- **PROBLEM TO WORK ON**
All lines in the material with the string "ylabel" should be listed.

- **DATA SUPPLIED**
* * *

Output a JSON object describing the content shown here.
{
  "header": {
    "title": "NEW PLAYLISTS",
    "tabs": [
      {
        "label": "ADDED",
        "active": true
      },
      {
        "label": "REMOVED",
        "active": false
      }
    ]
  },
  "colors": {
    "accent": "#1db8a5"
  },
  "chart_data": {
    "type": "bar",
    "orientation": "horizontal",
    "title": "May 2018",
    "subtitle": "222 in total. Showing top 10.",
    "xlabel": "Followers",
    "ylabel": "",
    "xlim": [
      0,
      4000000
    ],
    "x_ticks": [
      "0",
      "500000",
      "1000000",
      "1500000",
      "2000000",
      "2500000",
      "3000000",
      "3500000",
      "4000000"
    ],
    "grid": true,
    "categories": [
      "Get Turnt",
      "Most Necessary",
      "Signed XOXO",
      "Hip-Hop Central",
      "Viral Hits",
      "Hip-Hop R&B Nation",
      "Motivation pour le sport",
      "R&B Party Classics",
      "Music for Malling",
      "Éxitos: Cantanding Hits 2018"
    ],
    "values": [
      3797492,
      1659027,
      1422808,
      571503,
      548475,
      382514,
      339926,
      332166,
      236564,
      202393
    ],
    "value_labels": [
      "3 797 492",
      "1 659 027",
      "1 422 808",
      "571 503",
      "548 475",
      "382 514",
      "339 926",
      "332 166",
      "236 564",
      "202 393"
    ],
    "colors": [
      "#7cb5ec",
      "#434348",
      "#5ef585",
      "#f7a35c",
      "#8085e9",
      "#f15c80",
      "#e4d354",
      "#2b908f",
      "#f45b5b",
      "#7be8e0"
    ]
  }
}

* * *

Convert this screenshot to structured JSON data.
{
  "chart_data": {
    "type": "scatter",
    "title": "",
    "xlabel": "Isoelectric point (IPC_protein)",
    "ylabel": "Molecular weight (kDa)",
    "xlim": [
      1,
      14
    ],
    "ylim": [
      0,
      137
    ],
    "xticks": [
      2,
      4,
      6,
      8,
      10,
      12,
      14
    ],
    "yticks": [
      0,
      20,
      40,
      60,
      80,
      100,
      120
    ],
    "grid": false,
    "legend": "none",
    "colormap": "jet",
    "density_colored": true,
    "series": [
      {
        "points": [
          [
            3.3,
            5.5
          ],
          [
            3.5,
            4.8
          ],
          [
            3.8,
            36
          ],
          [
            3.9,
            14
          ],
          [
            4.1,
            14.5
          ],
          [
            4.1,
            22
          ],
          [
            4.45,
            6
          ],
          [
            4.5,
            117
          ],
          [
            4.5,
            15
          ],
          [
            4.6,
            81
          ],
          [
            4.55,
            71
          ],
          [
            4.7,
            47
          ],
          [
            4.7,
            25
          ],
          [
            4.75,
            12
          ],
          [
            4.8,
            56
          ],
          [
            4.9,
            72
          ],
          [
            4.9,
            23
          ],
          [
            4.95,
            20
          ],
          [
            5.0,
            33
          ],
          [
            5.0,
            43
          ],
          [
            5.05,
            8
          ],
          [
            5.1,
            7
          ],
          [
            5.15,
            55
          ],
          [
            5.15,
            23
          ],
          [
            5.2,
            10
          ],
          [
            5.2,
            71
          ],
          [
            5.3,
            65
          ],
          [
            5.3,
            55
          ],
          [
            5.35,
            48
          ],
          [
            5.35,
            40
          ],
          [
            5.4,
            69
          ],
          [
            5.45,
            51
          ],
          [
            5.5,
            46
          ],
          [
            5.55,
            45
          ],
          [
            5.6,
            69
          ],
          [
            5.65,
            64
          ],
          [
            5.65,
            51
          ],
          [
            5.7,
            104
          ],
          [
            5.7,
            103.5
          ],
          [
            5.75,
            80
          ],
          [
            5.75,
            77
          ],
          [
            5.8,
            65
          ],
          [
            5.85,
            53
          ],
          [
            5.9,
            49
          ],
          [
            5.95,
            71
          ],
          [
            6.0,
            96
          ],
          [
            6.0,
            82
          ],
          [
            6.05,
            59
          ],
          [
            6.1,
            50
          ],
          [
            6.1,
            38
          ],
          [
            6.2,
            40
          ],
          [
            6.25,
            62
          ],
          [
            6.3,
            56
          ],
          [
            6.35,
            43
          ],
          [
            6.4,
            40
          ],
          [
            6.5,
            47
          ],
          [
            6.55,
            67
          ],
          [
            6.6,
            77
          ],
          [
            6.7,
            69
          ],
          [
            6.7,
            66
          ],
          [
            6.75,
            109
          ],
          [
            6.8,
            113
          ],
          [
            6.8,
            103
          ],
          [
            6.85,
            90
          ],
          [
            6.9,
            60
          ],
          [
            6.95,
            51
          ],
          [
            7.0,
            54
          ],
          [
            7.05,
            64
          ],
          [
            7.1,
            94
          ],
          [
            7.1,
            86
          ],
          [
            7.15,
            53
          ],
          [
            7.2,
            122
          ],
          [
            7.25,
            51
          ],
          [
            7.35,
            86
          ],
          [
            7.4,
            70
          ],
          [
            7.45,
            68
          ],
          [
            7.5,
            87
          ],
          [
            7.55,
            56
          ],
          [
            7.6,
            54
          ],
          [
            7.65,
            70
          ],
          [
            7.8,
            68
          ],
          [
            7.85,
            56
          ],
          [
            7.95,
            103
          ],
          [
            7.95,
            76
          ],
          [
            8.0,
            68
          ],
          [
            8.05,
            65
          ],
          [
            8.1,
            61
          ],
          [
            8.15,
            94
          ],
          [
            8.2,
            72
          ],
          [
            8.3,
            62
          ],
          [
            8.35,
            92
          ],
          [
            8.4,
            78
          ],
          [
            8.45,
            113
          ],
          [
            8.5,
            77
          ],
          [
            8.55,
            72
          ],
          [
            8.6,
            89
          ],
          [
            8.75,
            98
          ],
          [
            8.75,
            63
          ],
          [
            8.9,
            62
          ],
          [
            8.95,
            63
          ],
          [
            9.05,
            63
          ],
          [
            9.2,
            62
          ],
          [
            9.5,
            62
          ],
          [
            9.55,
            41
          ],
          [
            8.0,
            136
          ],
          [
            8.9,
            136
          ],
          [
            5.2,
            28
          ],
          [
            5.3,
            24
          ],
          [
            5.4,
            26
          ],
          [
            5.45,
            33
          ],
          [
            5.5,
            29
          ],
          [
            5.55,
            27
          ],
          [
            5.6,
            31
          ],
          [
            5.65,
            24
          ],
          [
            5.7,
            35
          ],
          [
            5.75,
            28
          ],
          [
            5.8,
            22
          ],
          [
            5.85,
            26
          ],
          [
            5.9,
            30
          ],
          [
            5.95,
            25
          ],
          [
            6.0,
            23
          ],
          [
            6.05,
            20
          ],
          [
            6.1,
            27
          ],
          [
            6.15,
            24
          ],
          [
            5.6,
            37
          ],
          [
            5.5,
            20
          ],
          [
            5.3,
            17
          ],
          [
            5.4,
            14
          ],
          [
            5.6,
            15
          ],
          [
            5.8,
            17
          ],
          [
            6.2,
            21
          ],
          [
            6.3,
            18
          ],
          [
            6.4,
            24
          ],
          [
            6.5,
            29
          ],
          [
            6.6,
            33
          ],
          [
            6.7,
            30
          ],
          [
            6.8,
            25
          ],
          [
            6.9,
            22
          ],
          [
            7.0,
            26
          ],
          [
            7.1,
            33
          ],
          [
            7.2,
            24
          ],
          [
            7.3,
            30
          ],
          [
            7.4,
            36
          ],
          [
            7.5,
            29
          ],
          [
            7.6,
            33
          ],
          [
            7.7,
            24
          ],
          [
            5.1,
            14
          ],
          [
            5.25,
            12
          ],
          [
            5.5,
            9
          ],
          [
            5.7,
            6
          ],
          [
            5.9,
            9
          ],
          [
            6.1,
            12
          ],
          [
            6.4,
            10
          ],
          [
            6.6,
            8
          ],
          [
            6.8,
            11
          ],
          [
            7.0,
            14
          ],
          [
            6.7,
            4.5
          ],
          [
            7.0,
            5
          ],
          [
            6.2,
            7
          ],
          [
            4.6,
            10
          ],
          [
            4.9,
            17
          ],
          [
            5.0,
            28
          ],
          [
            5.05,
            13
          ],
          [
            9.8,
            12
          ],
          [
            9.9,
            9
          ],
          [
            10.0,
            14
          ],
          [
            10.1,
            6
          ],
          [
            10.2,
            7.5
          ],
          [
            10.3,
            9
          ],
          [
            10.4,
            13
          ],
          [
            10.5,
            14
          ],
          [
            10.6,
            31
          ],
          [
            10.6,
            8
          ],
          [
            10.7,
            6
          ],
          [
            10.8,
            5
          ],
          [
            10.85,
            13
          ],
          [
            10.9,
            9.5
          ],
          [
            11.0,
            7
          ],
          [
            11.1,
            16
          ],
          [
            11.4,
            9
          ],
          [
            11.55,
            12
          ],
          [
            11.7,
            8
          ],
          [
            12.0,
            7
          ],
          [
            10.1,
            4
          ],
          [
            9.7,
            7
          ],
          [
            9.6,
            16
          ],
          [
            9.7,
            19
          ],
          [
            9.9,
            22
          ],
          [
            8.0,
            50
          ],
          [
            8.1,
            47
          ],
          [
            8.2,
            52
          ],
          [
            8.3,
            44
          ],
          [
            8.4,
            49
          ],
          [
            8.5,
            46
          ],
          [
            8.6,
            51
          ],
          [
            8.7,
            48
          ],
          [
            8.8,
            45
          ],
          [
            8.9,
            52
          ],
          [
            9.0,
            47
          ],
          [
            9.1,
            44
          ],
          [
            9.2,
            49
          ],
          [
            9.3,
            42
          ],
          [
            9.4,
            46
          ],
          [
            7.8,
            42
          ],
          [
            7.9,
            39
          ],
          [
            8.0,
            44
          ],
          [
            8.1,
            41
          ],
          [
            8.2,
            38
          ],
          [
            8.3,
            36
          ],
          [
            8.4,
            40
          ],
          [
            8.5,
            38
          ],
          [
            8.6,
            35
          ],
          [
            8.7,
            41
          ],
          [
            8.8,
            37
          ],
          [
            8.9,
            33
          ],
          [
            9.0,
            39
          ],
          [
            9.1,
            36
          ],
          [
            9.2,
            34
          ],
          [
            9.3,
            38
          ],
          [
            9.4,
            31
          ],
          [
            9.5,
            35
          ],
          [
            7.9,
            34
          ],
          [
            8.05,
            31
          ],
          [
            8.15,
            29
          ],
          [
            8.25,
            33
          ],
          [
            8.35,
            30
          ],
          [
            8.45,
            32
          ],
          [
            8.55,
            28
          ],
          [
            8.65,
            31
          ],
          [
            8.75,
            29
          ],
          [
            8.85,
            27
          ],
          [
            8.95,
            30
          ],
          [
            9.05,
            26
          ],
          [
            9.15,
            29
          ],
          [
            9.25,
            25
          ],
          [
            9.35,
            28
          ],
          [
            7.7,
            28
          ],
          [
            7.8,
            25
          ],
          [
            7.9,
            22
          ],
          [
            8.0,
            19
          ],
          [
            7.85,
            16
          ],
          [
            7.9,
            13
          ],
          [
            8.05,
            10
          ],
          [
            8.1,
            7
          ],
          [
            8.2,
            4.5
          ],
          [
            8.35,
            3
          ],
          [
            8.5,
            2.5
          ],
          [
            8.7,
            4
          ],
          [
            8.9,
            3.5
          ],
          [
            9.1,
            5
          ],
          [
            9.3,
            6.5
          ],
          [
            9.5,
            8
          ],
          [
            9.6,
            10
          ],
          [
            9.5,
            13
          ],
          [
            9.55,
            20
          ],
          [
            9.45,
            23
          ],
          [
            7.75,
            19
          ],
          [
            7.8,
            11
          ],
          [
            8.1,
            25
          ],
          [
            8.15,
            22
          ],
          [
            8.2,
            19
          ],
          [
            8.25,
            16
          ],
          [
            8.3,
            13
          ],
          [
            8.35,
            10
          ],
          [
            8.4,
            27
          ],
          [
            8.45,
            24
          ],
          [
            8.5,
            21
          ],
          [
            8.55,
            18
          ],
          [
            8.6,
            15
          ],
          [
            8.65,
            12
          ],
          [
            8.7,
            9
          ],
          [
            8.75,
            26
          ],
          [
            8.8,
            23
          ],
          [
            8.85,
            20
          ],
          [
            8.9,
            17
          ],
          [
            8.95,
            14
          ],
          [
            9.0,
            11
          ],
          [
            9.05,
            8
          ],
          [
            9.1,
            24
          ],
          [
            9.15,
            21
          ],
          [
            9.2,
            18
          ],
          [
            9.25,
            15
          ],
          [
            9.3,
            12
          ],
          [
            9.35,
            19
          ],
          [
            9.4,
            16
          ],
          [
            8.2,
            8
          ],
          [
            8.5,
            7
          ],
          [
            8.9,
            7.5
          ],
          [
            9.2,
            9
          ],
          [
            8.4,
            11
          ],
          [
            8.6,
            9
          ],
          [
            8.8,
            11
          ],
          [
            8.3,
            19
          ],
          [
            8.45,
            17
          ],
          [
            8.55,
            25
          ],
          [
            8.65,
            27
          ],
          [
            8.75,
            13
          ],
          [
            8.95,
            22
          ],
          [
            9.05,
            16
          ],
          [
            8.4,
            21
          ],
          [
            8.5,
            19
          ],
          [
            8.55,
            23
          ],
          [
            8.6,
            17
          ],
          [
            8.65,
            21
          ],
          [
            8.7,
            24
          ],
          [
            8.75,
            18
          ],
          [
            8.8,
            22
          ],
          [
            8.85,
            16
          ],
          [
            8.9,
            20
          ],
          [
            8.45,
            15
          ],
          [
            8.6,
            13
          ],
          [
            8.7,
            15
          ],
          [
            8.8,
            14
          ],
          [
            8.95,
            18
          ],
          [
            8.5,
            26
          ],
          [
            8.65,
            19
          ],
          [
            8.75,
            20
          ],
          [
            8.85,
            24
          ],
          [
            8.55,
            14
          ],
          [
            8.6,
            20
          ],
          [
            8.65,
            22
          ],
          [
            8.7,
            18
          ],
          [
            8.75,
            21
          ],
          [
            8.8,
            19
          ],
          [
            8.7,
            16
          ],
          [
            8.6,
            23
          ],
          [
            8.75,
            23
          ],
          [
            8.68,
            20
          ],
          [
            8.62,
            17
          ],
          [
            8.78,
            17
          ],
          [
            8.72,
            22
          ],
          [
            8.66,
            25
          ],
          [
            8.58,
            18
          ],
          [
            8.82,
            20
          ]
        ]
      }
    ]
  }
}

* * *

- **WRITTEN ANSWER**
    "ylabel": "",
    "ylabel": "Molecular weight (kDa)",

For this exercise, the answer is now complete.